[Saved entries]
[start]

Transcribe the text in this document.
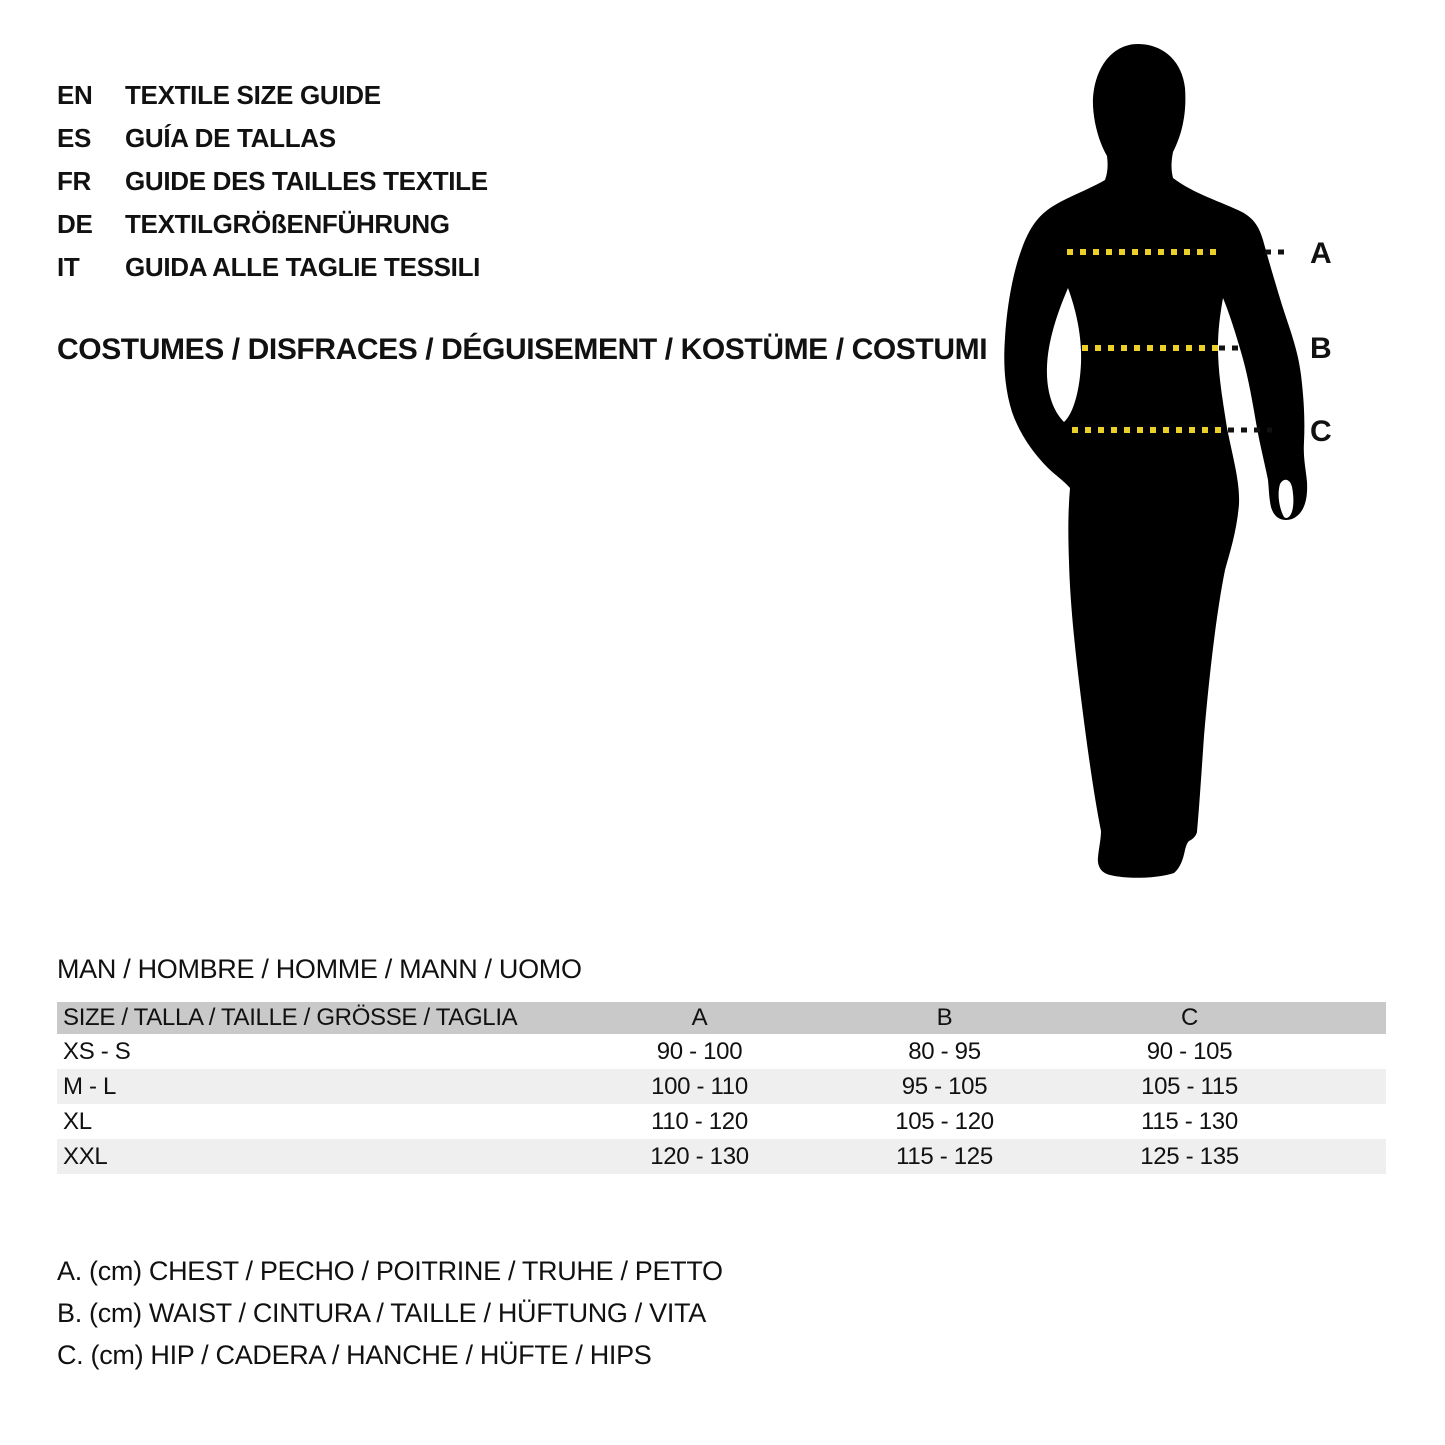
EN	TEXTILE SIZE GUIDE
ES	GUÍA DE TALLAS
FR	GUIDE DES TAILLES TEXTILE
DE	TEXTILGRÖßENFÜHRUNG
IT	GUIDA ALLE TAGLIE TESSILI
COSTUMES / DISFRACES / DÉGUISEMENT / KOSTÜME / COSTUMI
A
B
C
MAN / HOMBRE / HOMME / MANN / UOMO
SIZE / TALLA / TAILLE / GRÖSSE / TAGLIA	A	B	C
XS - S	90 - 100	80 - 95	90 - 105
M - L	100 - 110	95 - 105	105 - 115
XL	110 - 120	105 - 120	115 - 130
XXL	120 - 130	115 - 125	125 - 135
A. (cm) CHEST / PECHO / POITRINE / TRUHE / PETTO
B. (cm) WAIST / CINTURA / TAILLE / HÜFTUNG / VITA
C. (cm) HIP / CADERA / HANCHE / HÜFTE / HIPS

[end]
[start]

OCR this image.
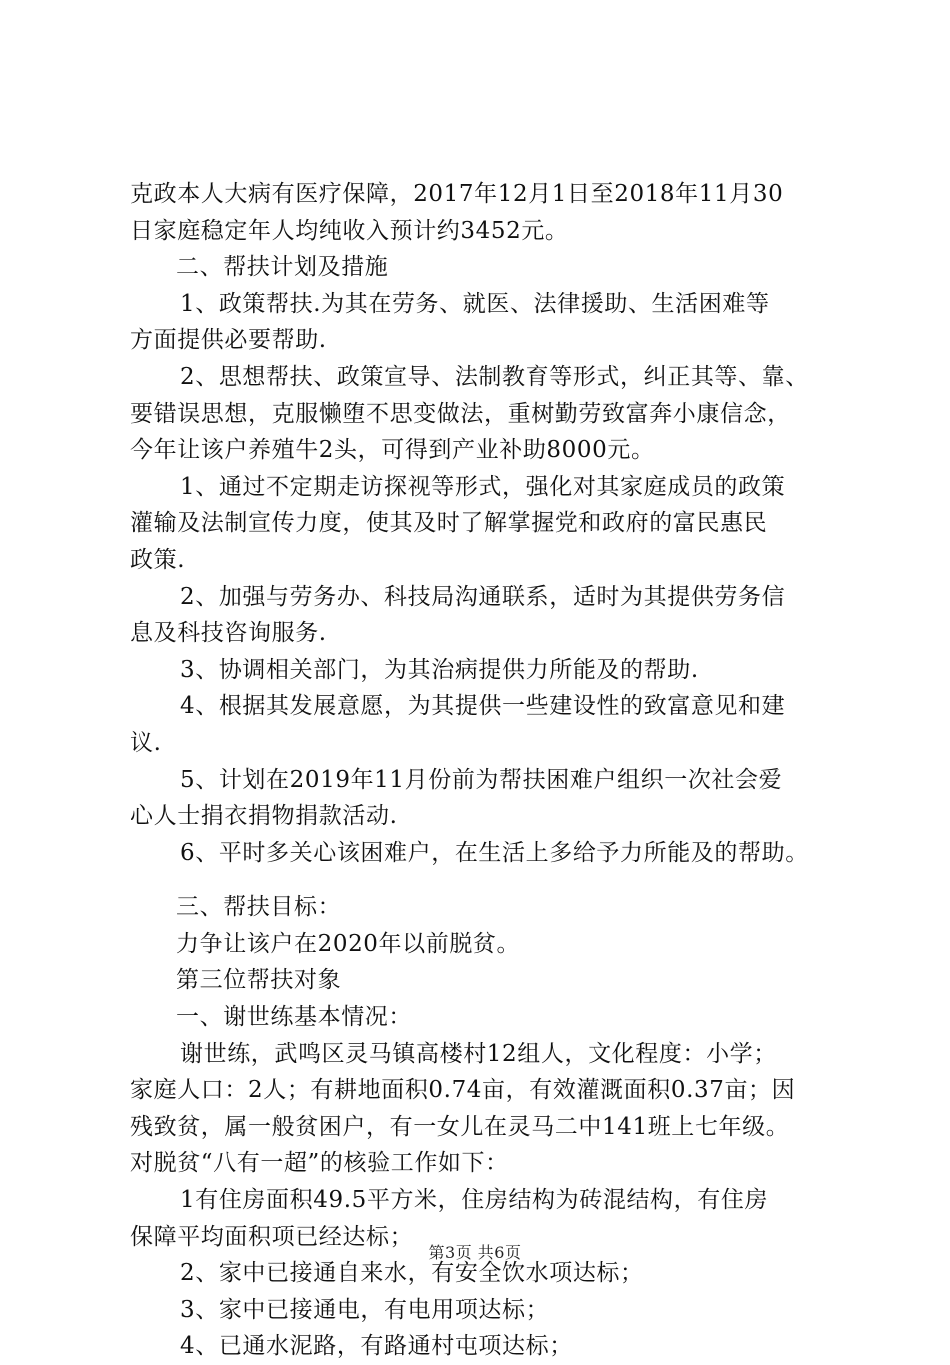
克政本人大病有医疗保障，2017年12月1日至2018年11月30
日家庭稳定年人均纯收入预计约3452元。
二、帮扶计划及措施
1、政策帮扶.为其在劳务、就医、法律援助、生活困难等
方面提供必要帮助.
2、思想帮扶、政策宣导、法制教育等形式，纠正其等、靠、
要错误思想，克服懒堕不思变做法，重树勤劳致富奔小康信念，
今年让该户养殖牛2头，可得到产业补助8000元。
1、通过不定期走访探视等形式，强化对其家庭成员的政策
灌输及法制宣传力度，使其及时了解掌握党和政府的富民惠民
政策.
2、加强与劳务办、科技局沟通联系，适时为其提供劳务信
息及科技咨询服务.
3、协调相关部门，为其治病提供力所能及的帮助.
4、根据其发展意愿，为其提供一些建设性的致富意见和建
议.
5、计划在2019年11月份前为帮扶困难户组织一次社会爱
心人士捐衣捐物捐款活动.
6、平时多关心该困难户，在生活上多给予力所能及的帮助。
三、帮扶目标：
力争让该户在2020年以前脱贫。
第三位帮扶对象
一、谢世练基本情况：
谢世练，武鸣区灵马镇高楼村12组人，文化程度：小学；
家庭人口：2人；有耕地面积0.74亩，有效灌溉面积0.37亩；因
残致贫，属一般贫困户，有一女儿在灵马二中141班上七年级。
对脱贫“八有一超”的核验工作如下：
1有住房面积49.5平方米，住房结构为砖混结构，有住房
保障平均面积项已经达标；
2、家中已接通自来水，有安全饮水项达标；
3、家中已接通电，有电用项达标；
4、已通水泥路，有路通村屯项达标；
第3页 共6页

[end]
[start]

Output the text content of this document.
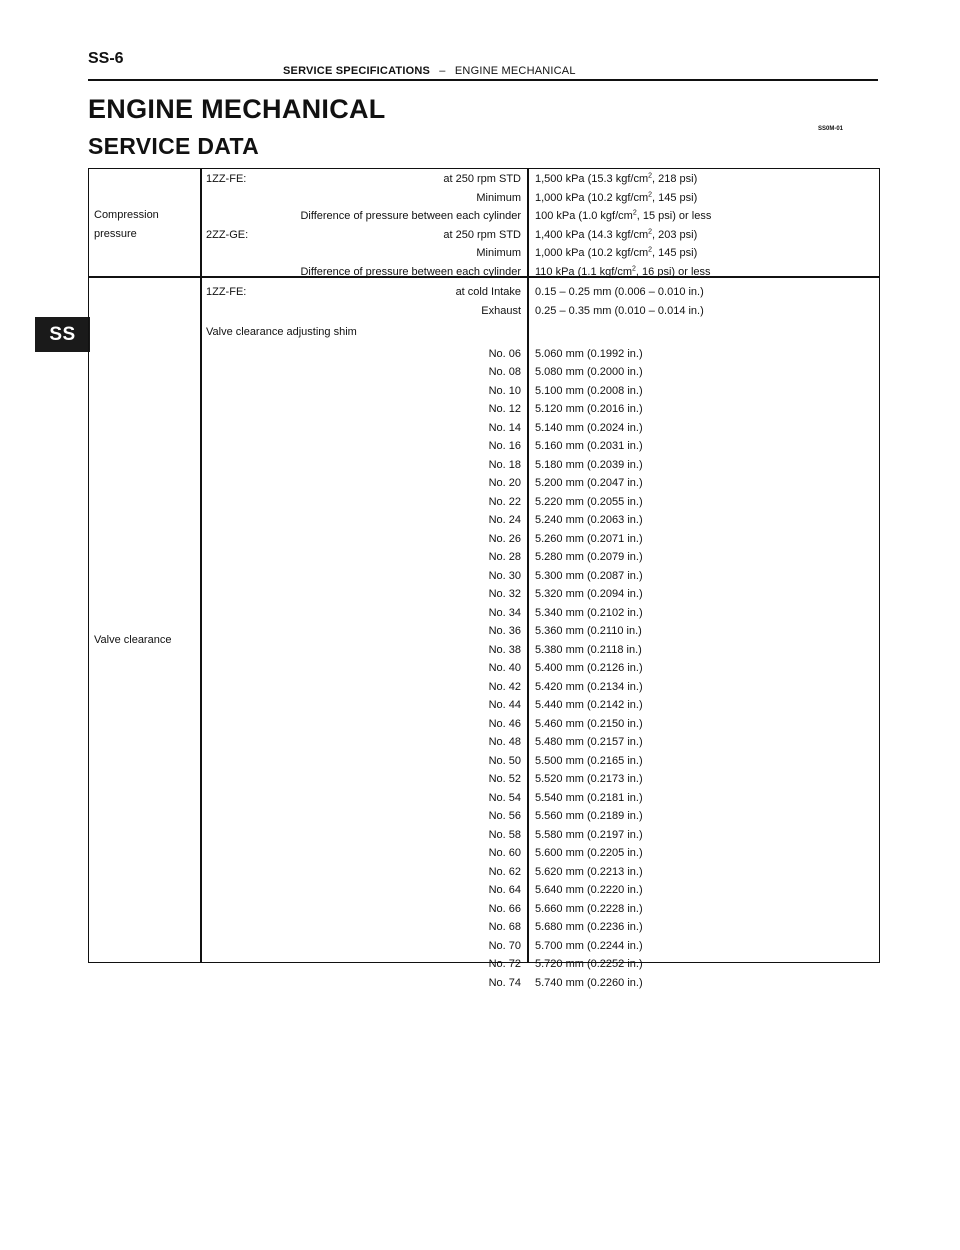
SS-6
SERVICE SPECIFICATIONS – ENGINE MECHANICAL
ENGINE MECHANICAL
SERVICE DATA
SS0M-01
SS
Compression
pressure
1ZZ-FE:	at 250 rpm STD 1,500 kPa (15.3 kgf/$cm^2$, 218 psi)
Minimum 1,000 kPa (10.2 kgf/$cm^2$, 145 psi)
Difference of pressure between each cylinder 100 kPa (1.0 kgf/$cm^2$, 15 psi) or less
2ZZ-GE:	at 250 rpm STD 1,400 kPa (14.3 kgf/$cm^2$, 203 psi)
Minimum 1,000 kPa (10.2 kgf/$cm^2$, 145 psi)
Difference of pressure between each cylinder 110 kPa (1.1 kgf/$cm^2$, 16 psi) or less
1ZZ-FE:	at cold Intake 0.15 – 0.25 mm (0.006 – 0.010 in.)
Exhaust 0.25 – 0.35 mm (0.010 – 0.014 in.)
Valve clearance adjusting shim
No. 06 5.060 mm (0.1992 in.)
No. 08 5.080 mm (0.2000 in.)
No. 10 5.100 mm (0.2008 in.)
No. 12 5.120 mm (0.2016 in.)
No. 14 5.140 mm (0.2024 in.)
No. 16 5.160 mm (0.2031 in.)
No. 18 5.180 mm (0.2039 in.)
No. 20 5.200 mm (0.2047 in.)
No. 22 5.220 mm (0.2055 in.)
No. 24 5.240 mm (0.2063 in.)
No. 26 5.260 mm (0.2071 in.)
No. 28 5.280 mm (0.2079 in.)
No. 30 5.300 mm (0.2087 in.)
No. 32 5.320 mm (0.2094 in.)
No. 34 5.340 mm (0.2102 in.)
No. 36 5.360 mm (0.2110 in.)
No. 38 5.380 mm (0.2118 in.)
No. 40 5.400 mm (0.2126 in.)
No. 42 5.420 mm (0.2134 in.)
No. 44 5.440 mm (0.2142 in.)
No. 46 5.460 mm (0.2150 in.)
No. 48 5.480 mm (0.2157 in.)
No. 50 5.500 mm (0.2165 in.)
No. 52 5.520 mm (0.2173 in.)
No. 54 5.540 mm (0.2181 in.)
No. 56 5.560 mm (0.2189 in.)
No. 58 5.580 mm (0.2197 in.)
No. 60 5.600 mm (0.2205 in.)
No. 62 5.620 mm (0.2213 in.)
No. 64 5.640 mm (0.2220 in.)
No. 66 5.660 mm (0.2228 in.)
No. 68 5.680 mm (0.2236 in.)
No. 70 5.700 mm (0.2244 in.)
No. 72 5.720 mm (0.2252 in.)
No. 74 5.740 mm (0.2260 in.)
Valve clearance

[end]

Copy every line of the records above that holds the word "ENGINE".

SERVICE SPECIFICATIONS – ENGINE MECHANICAL
ENGINE MECHANICAL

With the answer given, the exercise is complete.